» **Goal**
Check each line of the entries below for the string "bottom"; copy every line where it appears.

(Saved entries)
>> Begin

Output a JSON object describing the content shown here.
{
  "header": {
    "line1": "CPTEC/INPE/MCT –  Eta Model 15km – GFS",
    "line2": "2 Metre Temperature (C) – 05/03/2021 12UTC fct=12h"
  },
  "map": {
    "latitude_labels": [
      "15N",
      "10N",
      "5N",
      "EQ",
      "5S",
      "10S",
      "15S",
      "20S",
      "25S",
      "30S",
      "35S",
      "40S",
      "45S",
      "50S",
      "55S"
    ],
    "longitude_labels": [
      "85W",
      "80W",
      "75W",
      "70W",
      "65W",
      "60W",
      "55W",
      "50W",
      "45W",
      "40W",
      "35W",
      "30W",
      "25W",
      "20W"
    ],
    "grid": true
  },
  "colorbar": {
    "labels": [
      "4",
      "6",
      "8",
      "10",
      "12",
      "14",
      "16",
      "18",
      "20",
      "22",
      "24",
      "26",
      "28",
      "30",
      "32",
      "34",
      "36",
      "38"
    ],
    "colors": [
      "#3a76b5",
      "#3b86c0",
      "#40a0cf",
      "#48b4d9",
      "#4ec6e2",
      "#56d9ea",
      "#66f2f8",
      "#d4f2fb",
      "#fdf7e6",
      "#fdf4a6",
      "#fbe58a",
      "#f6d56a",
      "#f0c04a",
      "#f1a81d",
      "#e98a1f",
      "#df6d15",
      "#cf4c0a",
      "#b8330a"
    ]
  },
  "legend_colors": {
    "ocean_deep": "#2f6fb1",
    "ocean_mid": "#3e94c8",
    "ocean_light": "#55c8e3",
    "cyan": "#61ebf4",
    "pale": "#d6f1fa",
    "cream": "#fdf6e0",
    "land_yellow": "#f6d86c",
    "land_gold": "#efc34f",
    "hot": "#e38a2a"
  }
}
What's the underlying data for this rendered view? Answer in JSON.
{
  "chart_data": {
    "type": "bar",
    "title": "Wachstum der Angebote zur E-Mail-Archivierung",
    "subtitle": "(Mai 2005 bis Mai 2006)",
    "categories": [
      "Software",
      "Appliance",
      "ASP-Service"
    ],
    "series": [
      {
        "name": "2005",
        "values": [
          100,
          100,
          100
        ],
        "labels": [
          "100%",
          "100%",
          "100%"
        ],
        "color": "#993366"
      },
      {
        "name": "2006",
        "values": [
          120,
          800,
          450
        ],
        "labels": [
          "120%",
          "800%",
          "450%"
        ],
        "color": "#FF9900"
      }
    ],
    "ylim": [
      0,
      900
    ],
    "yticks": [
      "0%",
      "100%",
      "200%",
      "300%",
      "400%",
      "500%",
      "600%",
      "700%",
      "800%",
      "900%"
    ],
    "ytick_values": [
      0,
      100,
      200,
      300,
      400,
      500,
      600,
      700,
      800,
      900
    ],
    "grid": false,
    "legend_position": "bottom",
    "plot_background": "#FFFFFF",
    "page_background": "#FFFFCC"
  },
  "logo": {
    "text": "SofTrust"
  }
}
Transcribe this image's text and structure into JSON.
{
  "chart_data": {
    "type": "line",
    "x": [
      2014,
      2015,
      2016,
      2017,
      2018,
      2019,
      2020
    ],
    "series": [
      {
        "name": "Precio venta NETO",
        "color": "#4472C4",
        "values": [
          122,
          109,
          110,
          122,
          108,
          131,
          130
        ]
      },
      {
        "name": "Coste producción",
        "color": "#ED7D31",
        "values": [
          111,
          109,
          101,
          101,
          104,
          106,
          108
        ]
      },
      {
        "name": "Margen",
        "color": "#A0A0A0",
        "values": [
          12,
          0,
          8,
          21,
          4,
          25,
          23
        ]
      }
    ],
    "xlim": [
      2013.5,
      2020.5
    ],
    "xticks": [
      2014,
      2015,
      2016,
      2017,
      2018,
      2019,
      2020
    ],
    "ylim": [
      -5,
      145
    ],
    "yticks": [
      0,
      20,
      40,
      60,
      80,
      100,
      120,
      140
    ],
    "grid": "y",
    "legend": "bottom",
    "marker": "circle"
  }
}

>> End

» **Result**
    "legend_position": "bottom",
    "legend": "bottom",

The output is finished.